__Task statement__.
Give only the number of lines that hold the word "αρχές".
---------- Available records ----------
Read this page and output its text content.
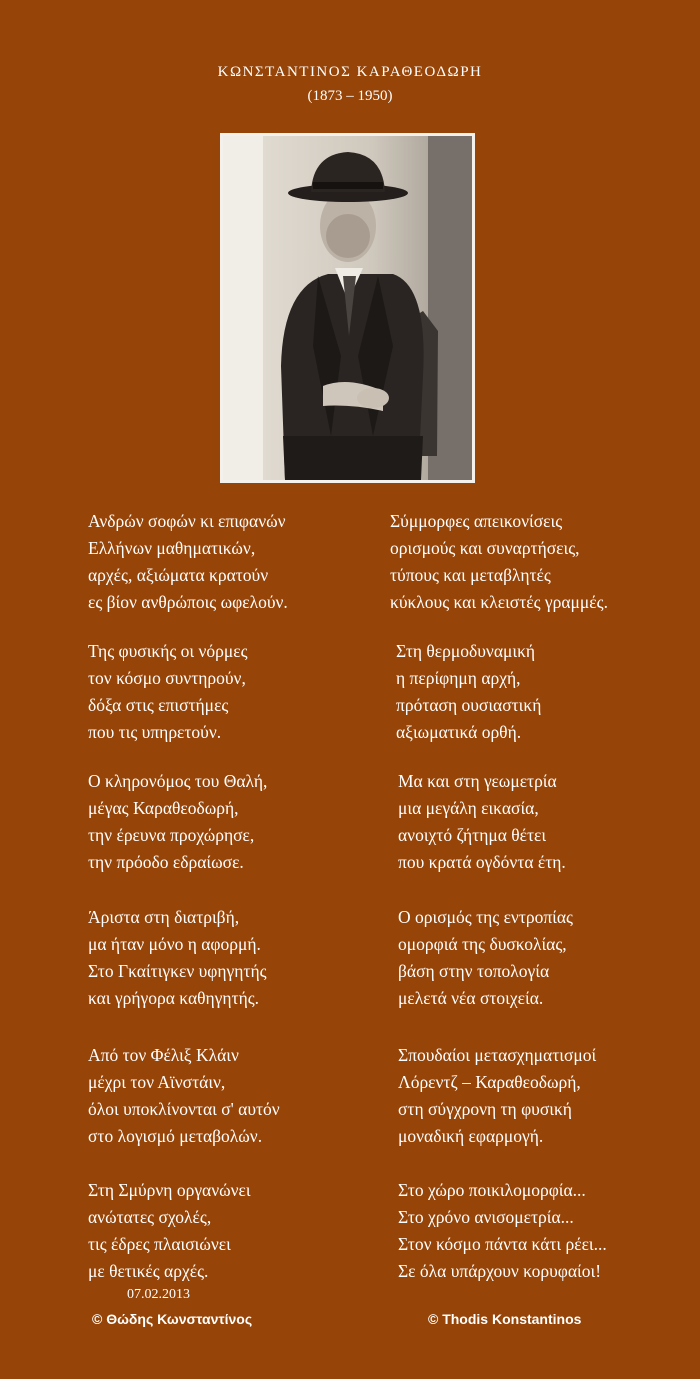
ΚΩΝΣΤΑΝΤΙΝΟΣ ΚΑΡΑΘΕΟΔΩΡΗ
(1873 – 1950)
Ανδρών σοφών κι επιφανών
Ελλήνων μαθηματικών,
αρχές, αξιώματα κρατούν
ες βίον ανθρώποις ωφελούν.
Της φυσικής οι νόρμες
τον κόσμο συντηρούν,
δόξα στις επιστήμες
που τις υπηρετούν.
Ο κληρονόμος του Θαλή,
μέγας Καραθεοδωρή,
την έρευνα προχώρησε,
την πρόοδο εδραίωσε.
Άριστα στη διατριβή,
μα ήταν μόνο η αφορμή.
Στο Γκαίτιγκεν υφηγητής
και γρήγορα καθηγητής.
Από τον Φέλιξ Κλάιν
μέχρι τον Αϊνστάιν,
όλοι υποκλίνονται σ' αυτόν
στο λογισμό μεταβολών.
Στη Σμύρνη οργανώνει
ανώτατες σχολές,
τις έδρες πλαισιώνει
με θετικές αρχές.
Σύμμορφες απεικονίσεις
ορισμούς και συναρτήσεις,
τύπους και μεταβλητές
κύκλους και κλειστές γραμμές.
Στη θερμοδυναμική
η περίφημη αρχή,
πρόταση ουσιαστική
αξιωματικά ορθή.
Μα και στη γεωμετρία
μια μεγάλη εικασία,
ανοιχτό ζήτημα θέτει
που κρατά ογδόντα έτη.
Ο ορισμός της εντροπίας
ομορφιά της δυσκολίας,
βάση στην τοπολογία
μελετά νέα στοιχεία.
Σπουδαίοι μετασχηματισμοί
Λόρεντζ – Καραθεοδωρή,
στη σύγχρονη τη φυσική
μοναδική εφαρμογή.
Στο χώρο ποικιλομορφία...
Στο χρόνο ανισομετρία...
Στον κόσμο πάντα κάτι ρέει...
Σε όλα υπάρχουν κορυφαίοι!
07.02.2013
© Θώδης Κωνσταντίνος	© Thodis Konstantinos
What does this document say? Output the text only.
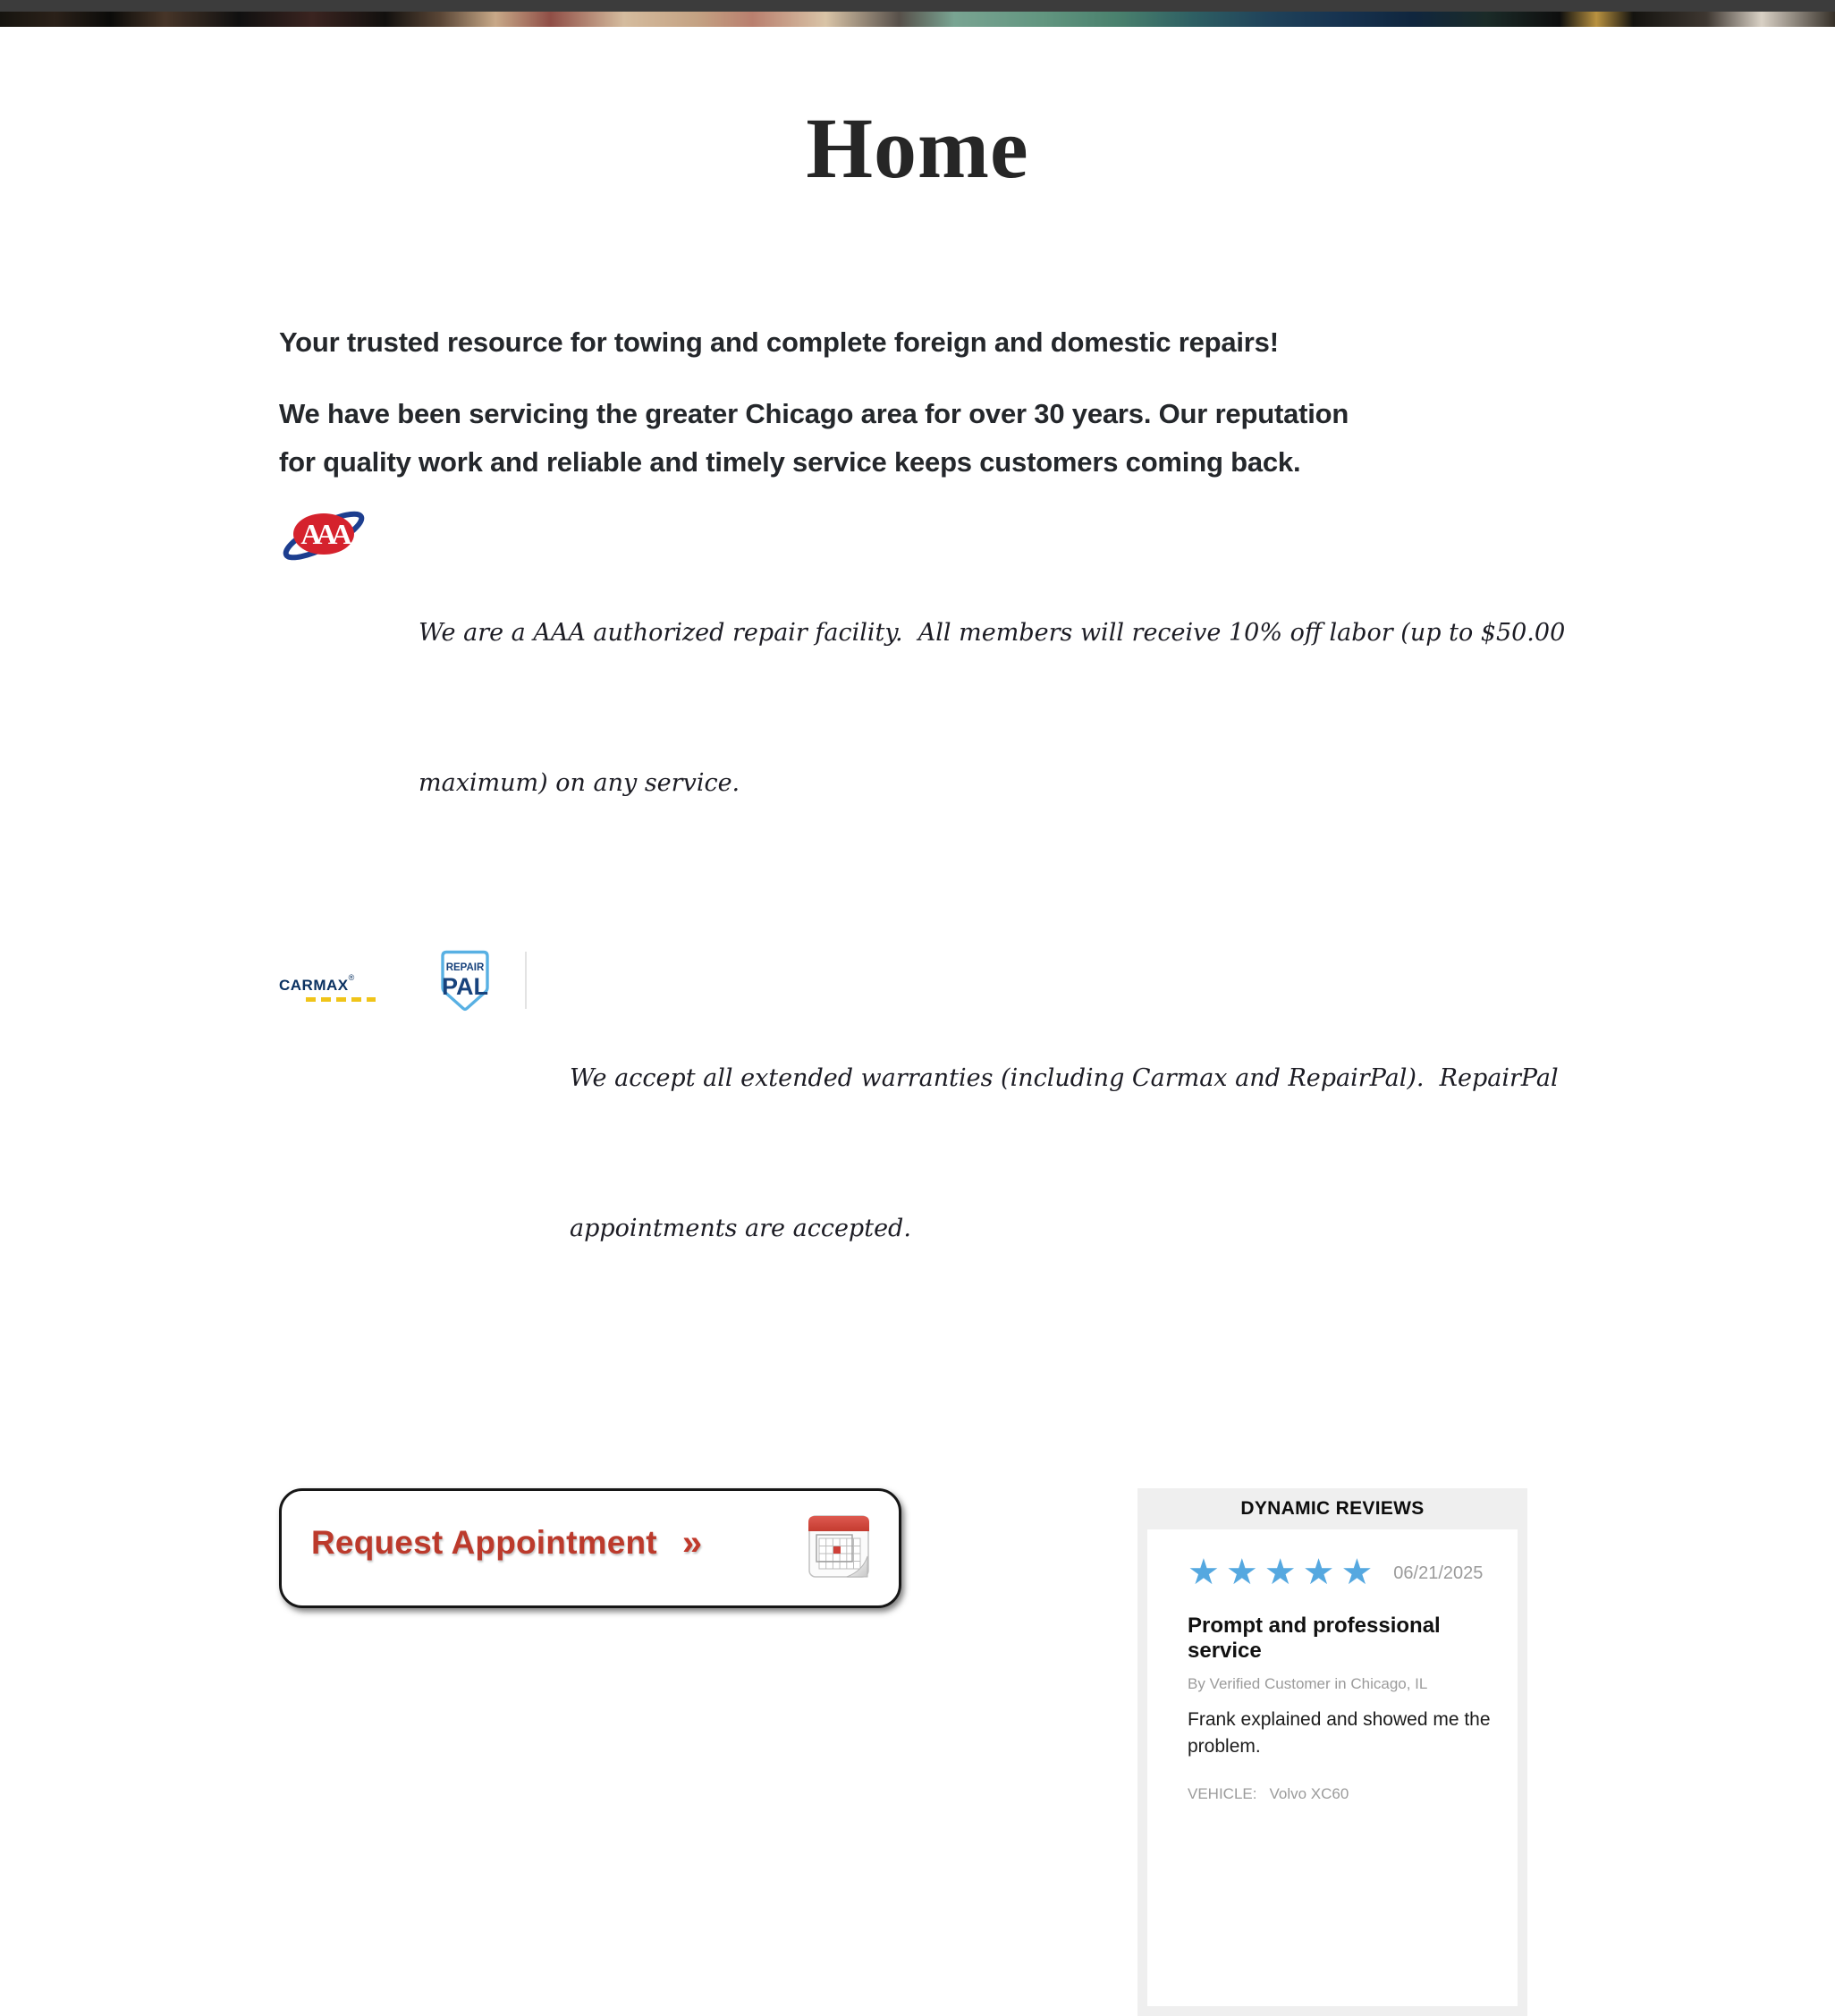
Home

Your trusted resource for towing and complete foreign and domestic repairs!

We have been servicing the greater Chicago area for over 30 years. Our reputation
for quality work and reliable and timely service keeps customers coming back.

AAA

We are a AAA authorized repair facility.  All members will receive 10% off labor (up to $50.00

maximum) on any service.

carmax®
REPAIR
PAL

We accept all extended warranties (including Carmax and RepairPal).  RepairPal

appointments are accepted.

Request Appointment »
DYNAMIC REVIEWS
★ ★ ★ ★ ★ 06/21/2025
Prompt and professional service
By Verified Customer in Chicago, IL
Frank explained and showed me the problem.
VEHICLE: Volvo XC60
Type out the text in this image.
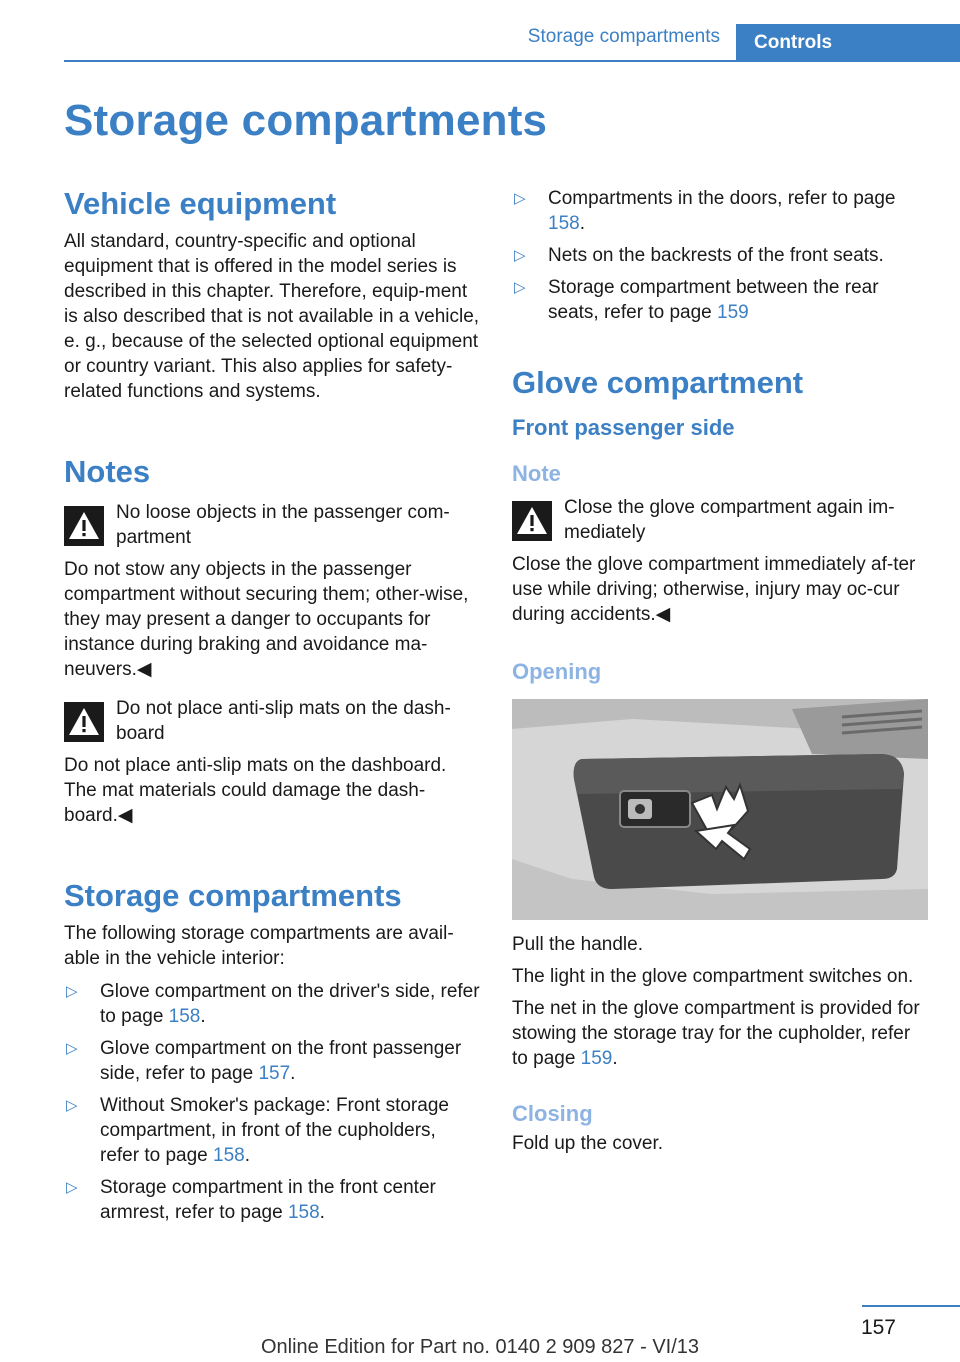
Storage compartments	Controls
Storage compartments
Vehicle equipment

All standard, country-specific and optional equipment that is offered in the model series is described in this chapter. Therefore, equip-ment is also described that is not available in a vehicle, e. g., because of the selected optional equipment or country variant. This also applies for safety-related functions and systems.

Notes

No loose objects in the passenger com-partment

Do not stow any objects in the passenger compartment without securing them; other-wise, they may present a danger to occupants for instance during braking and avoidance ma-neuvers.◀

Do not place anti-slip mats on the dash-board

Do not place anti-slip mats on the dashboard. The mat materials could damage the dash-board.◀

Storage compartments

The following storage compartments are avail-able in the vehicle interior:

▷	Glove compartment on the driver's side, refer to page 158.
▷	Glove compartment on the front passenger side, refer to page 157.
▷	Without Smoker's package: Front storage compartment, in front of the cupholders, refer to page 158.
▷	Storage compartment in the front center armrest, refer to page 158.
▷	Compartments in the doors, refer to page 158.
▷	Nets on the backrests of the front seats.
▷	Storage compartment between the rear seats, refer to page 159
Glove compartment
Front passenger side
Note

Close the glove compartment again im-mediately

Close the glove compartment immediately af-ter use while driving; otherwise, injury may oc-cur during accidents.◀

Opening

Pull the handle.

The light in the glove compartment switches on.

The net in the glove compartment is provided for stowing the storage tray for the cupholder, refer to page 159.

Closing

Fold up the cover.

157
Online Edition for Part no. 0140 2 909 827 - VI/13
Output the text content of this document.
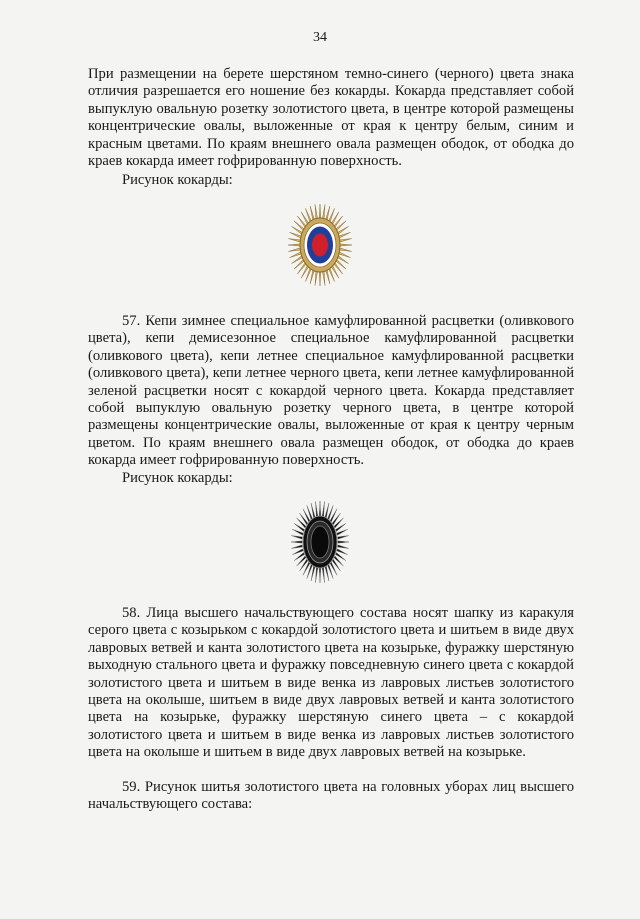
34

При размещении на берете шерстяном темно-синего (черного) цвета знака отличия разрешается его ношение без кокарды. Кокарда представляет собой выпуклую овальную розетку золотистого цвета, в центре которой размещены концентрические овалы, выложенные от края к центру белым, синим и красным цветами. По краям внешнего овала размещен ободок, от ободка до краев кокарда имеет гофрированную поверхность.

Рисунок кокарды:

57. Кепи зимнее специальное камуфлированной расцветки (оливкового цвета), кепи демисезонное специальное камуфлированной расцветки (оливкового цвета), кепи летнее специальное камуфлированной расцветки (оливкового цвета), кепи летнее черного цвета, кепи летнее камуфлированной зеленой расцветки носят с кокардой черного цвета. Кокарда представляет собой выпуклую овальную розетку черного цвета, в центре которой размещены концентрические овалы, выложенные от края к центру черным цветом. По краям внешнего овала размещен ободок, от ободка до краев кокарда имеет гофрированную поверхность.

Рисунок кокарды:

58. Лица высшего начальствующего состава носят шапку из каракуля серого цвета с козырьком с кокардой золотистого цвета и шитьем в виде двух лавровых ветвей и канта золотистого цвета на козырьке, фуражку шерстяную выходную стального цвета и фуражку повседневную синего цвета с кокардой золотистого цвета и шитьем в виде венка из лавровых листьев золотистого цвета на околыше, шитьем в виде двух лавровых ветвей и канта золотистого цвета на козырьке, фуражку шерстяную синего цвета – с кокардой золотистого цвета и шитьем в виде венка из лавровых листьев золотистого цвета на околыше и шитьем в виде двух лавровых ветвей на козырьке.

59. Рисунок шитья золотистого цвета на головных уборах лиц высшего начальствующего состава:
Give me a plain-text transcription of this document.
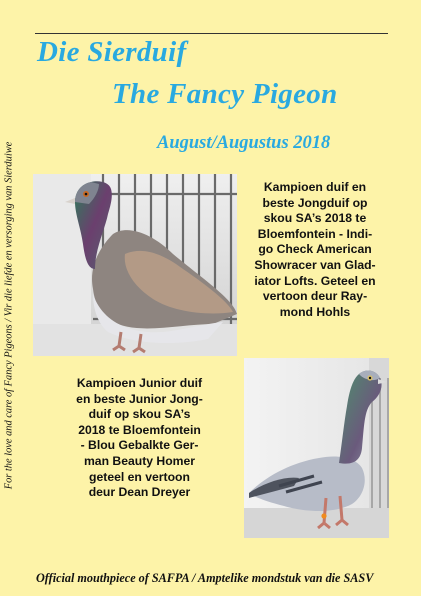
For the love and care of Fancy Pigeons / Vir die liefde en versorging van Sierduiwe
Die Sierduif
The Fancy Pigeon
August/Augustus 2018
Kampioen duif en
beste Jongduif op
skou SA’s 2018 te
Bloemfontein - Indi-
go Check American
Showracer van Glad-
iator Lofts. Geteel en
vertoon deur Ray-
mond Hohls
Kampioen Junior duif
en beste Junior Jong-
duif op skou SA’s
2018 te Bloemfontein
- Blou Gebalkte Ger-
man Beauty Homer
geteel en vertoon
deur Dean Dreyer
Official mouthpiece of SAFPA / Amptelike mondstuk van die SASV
----------
__The reply__.
2